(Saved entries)
>>>
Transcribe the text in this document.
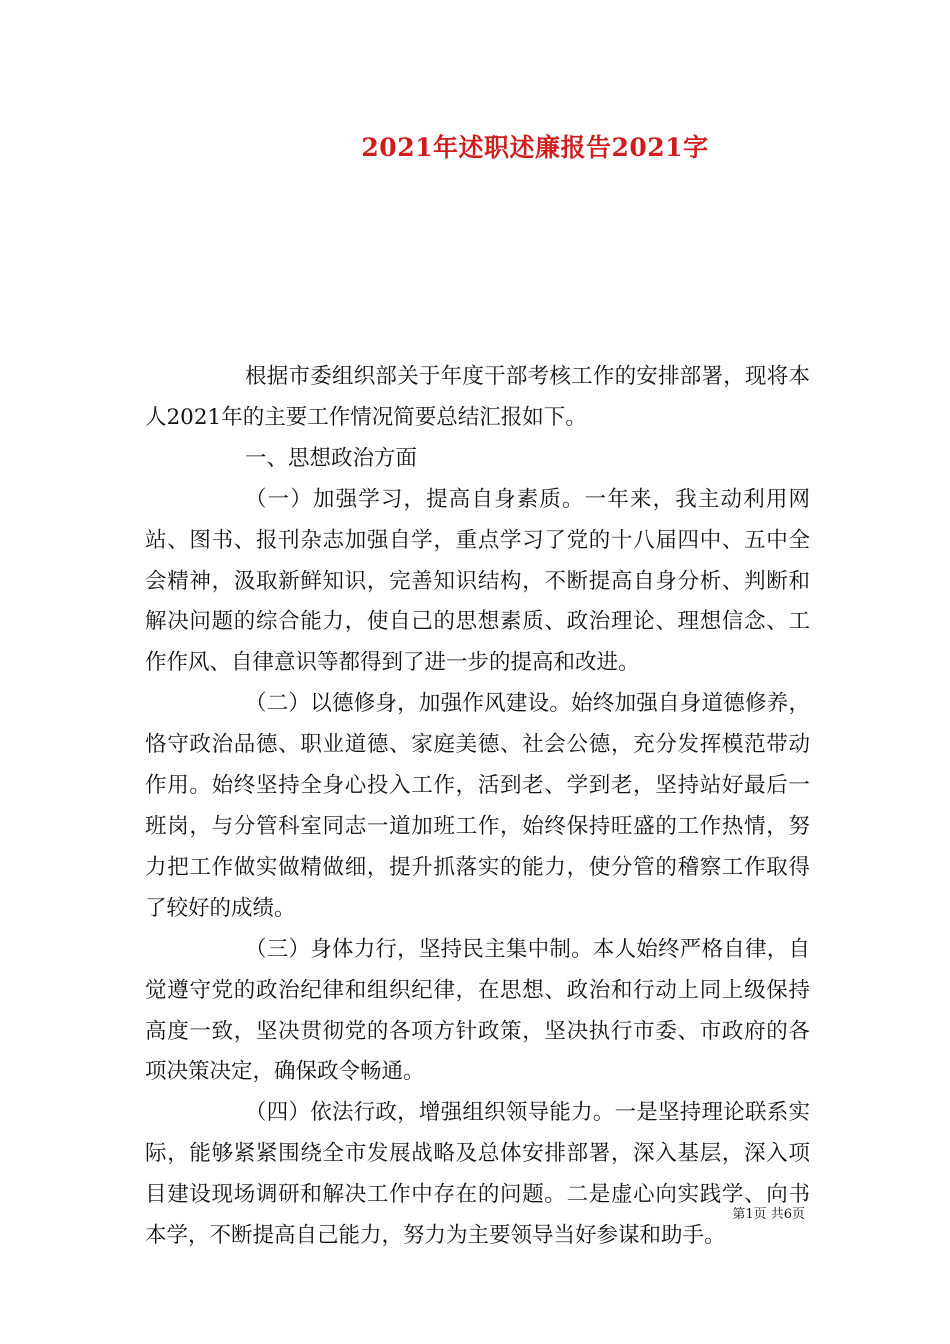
2021年述职述廉报告2021字

根据市委组织部关于年度干部考核工作的安排部署，现将本人2021年的主要工作情况简要总结汇报如下。

一、思想政治方面

（一）加强学习，提高自身素质。一年来，我主动利用网站、图书、报刊杂志加强自学，重点学习了党的十八届四中、五中全会精神，汲取新鲜知识，完善知识结构，不断提高自身分析、判断和解决问题的综合能力，使自己的思想素质、政治理论、理想信念、工作作风、自律意识等都得到了进一步的提高和改进。

（二）以德修身，加强作风建设。始终加强自身道德修养，恪守政治品德、职业道德、家庭美德、社会公德，充分发挥模范带动作用。始终坚持全身心投入工作，活到老、学到老，坚持站好最后一班岗，与分管科室同志一道加班工作，始终保持旺盛的工作热情，努力把工作做实做精做细，提升抓落实的能力，使分管的稽察工作取得了较好的成绩。

（三）身体力行，坚持民主集中制。本人始终严格自律，自觉遵守党的政治纪律和组织纪律，在思想、政治和行动上同上级保持高度一致，坚决贯彻党的各项方针政策，坚决执行市委、市政府的各项决策决定，确保政令畅通。

（四）依法行政，增强组织领导能力。一是坚持理论联系实际，能够紧紧围绕全市发展战略及总体安排部署，深入基层，深入项目建设现场调研和解决工作中存在的问题。二是虚心向实践学、向书本学，不断提高自己能力，努力为主要领导当好参谋和助手。

第1页 共6页
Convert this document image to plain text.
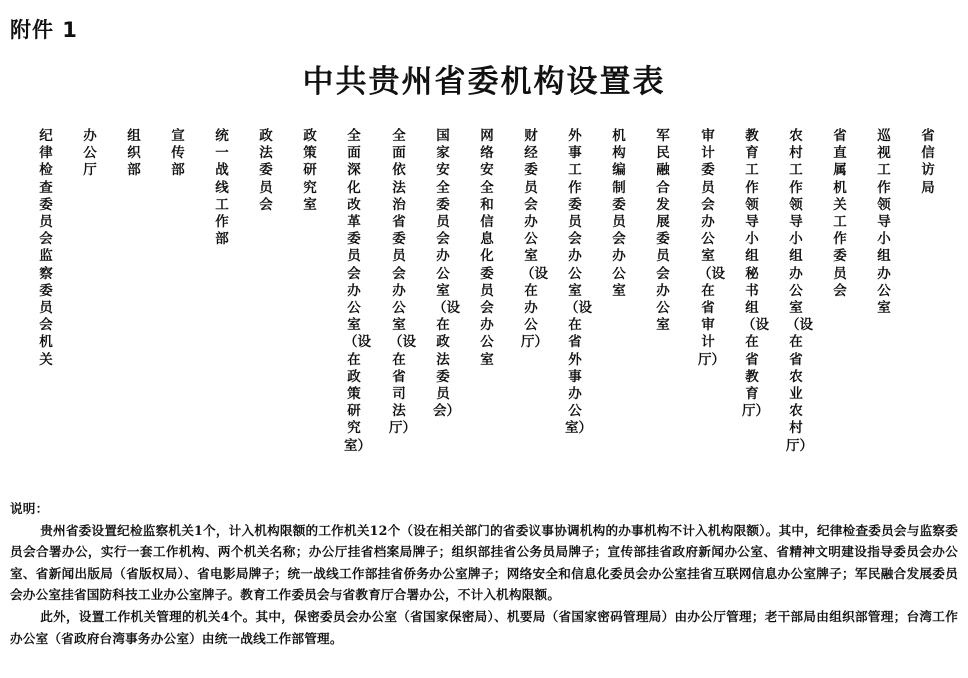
附件 1
中共贵州省委机构设置表
纪律检查委员会监察委员会机关
办公厅
组织部
宣传部
统一战线工作部
政法委员会
政策研究室
全面深化改革委员会办公室（设在政策研究室）
全面依法治省委员会办公室（设在省司法厅）
国家安全委员会办公室（设在政法委员会）
网络安全和信息化委员会办公室
财经委员会办公室（设在办公厅）
外事工作委员会办公室（设在省外事办公室）
机构编制委员会办公室
军民融合发展委员会办公室
审计委员会办公室（设在省审计厅）
教育工作领导小组秘书组（设在省教育厅）
农村工作领导小组办公室（设在省农业农村厅）
省直属机关工作委员会
巡视工作领导小组办公室
省信访局
说明：
贵州省委设置纪检监察机关1个，计入机构限额的工作机关12个（设在相关部门的省委议事协调机构的办事机构不计入机构限额）。其中，纪律检查委员会与监察委员会合署办公，实行一套工作机构、两个机关名称；办公厅挂省档案局牌子；组织部挂省公务员局牌子；宣传部挂省政府新闻办公室、省精神文明建设指导委员会办公室、省新闻出版局（省版权局）、省电影局牌子；统一战线工作部挂省侨务办公室牌子；网络安全和信息化委员会办公室挂省互联网信息办公室牌子；军民融合发展委员会办公室挂省国防科技工业办公室牌子。教育工作委员会与省教育厅合署办公，不计入机构限额。
此外，设置工作机关管理的机关4个。其中，保密委员会办公室（省国家保密局）、机要局（省国家密码管理局）由办公厅管理；老干部局由组织部管理；台湾工作办公室（省政府台湾事务办公室）由统一战线工作部管理。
<<<
• **Aim**: Omit the pictures and write out the lines above from the one with "Convert this document image to plain text." through the last, unchanged.

• **Response**:
Convert this document image to plain text.
附件 1
中共贵州省委机构设置表
纪律检查委员会监察委员会机关
办公厅
组织部
宣传部
统一战线工作部
政法委员会
政策研究室
全面深化改革委员会办公室（设在政策研究室）
全面依法治省委员会办公室（设在省司法厅）
国家安全委员会办公室（设在政法委员会）
网络安全和信息化委员会办公室
财经委员会办公室（设在办公厅）
外事工作委员会办公室（设在省外事办公室）
机构编制委员会办公室
军民融合发展委员会办公室
审计委员会办公室（设在省审计厅）
教育工作领导小组秘书组（设在省教育厅）
农村工作领导小组办公室（设在省农业农村厅）
省直属机关工作委员会
巡视工作领导小组办公室
省信访局
说明：
贵州省委设置纪检监察机关1个，计入机构限额的工作机关12个（设在相关部门的省委议事协调机构的办事机构不计入机构限额）。其中，纪律检查委员会与监察委员会合署办公，实行一套工作机构、两个机关名称；办公厅挂省档案局牌子；组织部挂省公务员局牌子；宣传部挂省政府新闻办公室、省精神文明建设指导委员会办公室、省新闻出版局（省版权局）、省电影局牌子；统一战线工作部挂省侨务办公室牌子；网络安全和信息化委员会办公室挂省互联网信息办公室牌子；军民融合发展委员会办公室挂省国防科技工业办公室牌子。教育工作委员会与省教育厅合署办公，不计入机构限额。
此外，设置工作机关管理的机关4个。其中，保密委员会办公室（省国家保密局）、机要局（省国家密码管理局）由办公厅管理；老干部局由组织部管理；台湾工作办公室（省政府台湾事务办公室）由统一战线工作部管理。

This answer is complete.